━━━━━ PROVIDED RECORDS ━━━━━
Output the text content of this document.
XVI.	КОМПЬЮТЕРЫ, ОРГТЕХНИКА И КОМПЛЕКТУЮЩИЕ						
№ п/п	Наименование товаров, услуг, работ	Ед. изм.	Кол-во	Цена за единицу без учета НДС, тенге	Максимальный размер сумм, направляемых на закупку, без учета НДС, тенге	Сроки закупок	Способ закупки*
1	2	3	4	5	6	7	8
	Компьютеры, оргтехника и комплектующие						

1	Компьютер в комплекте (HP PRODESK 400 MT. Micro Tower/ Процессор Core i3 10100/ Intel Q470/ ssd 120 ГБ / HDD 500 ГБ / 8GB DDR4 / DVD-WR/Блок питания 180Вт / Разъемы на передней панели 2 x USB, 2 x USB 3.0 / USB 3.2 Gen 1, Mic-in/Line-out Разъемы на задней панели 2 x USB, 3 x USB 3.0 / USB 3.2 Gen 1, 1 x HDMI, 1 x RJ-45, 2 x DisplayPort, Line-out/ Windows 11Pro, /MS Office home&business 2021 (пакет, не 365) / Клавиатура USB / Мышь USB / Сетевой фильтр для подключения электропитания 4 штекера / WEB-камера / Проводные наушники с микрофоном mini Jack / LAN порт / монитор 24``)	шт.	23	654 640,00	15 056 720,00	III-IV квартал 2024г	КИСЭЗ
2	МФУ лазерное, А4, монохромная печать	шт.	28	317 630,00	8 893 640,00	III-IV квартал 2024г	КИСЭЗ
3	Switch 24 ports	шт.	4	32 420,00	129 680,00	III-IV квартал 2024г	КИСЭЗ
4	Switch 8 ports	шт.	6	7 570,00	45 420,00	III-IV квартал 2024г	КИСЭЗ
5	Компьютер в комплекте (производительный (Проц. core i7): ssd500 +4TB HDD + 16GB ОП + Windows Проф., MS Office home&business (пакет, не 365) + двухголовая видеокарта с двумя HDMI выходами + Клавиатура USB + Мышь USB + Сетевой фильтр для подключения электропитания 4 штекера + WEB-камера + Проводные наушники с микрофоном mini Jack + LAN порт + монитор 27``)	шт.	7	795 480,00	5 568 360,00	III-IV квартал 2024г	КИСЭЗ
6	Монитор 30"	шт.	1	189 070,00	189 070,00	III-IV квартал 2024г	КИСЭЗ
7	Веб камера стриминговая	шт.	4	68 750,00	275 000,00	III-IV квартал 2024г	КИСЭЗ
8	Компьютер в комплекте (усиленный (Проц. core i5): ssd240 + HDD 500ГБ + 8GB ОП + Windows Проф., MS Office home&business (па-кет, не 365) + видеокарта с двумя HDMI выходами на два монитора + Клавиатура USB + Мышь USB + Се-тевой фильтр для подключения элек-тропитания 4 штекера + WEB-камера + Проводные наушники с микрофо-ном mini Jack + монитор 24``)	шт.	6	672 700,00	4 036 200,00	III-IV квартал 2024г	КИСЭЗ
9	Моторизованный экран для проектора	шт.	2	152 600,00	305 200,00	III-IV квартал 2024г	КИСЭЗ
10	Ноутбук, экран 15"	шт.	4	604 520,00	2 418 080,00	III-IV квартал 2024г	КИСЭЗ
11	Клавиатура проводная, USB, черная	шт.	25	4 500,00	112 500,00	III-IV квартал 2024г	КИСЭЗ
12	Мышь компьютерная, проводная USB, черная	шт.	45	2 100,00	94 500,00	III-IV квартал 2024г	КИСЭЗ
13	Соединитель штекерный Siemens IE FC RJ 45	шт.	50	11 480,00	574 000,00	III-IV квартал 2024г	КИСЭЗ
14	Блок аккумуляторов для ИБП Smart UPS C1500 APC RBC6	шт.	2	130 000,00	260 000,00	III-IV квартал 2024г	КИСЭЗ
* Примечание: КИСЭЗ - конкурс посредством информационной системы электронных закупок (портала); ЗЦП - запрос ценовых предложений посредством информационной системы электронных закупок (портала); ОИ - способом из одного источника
━━━━━
━━━━━ PROVIDED RECORDS ━━━━━
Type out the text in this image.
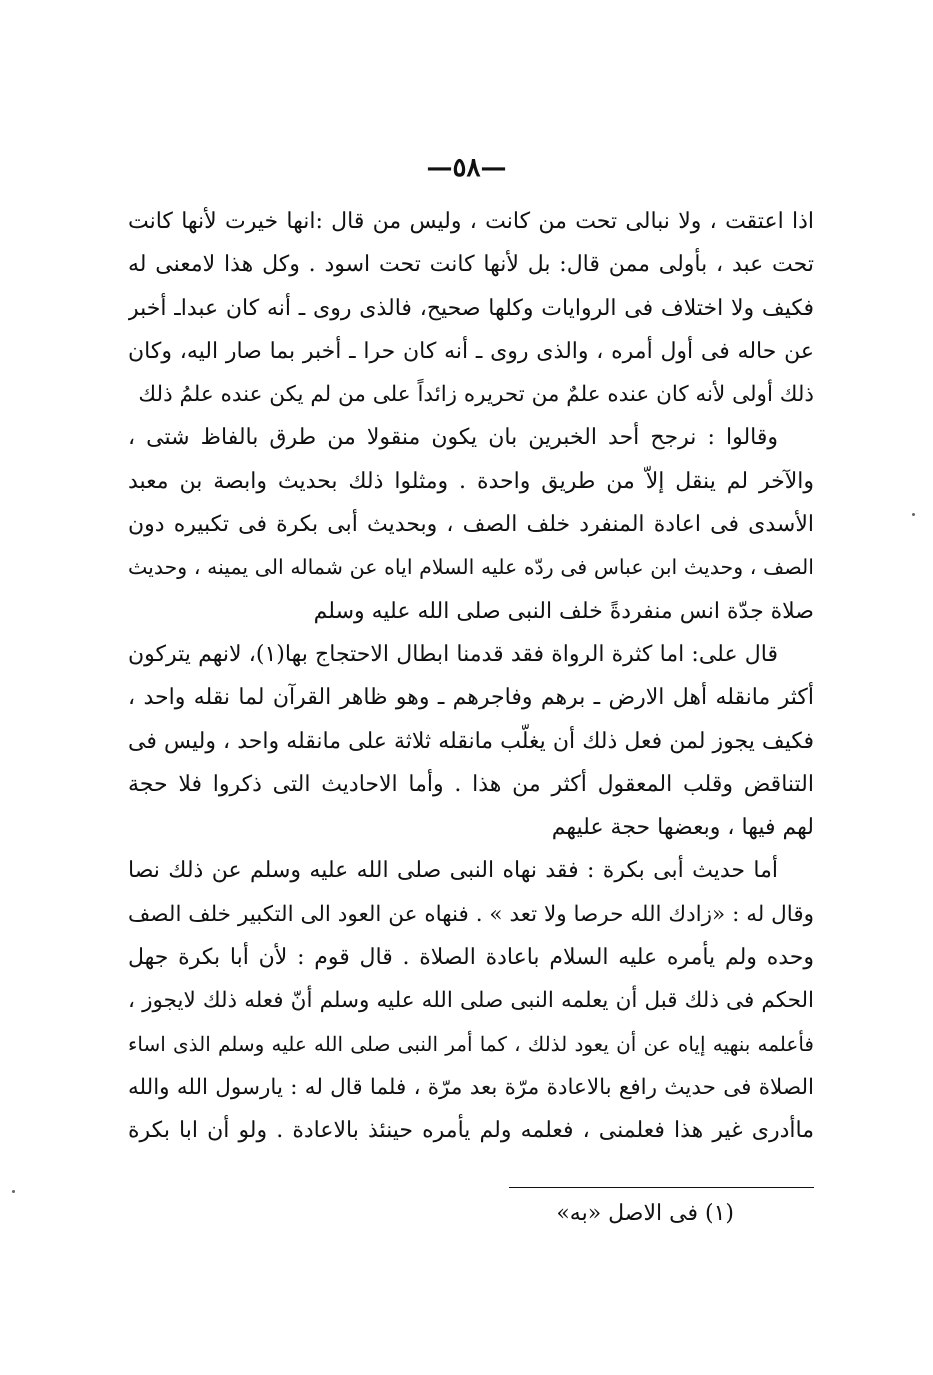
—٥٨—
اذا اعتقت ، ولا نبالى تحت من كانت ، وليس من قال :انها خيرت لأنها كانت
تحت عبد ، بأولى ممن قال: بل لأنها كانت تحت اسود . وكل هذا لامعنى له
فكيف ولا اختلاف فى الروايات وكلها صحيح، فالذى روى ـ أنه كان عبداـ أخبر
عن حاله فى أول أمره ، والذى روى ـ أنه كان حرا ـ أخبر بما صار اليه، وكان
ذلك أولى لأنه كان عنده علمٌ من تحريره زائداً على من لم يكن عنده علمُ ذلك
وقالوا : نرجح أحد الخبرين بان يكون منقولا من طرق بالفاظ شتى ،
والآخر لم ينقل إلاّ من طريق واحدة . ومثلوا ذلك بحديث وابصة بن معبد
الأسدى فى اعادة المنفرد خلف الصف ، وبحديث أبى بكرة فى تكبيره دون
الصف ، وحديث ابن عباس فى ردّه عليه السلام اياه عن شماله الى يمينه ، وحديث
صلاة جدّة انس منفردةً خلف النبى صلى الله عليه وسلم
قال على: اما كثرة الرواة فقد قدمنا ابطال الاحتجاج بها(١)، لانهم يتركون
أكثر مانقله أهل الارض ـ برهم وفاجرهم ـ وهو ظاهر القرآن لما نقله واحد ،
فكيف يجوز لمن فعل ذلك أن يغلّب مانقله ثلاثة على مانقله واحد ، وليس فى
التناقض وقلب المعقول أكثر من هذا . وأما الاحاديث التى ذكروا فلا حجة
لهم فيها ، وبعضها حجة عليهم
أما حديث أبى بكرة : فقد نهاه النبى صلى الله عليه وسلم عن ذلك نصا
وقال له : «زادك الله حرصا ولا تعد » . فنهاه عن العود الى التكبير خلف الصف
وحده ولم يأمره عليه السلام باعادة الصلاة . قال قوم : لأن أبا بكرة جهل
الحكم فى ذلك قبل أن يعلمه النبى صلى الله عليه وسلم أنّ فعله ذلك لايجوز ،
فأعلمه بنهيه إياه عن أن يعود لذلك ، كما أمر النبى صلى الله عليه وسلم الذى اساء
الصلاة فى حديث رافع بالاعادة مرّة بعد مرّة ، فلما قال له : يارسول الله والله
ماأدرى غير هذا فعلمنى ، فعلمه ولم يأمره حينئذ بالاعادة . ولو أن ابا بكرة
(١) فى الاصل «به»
━━━━━
━━━━━ PROVIDED RECORDS ━━━━━
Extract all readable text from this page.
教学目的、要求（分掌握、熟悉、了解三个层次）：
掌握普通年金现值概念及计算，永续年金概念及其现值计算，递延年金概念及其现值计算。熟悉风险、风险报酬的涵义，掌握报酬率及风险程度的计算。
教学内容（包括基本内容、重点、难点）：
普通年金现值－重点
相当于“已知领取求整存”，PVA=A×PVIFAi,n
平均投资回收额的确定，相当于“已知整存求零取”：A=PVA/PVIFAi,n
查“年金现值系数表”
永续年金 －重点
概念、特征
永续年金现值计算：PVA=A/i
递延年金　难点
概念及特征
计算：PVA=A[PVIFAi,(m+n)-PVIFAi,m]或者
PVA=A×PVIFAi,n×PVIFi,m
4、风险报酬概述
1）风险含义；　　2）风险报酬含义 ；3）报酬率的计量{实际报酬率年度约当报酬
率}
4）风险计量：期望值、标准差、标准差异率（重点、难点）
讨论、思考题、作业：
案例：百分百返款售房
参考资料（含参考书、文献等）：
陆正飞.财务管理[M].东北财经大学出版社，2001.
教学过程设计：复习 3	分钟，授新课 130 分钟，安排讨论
━━━━━
From the data, list each line in which the string "Jack" appears.

1	Компьютер в комплекте (HP PRODESK 400 MT. Micro Tower/ Процессор Core i3 10100/ Intel Q470/ ssd 120 ГБ / HDD 500 ГБ / 8GB DDR4 / DVD-WR/Блок питания 180Вт / Разъемы на передней панели 2 x USB, 2 x USB 3.0 / USB 3.2 Gen 1, Mic-in/Line-out Разъемы на задней панели 2 x USB, 3 x USB 3.0 / USB 3.2 Gen 1, 1 x HDMI, 1 x RJ-45, 2 x DisplayPort, Line-out/ Windows 11Pro, /MS Office home&business 2021 (пакет, не 365) / Клавиатура USB / Мышь USB / Сетевой фильтр для подключения электропитания 4 штекера / WEB-камера / Проводные наушники с микрофоном mini Jack / LAN порт / монитор 24``)	шт.	23	654 640,00	15 056 720,00	III-IV квартал 2024г	КИСЭЗ
5	Компьютер в комплекте (производительный (Проц. core i7): ssd500 +4TB HDD + 16GB ОП + Windows Проф., MS Office home&business (пакет, не 365) + двухголовая видеокарта с двумя HDMI выходами + Клавиатура USB + Мышь USB + Сетевой фильтр для подключения электропитания 4 штекера + WEB-камера + Проводные наушники с микрофоном mini Jack + LAN порт + монитор 27``)	шт.	7	795 480,00	5 568 360,00	III-IV квартал 2024г	КИСЭЗ
8	Компьютер в комплекте (усиленный (Проц. core i5): ssd240 + HDD 500ГБ + 8GB ОП + Windows Проф., MS Office home&business (па-кет, не 365) + видеокарта с двумя HDMI выходами на два монитора + Клавиатура USB + Мышь USB + Се-тевой фильтр для подключения элек-тропитания 4 штекера + WEB-камера + Проводные наушники с микрофо-ном mini Jack + монитор 24``)	шт.	6	672 700,00	4 036 200,00	III-IV квартал 2024г	КИСЭЗ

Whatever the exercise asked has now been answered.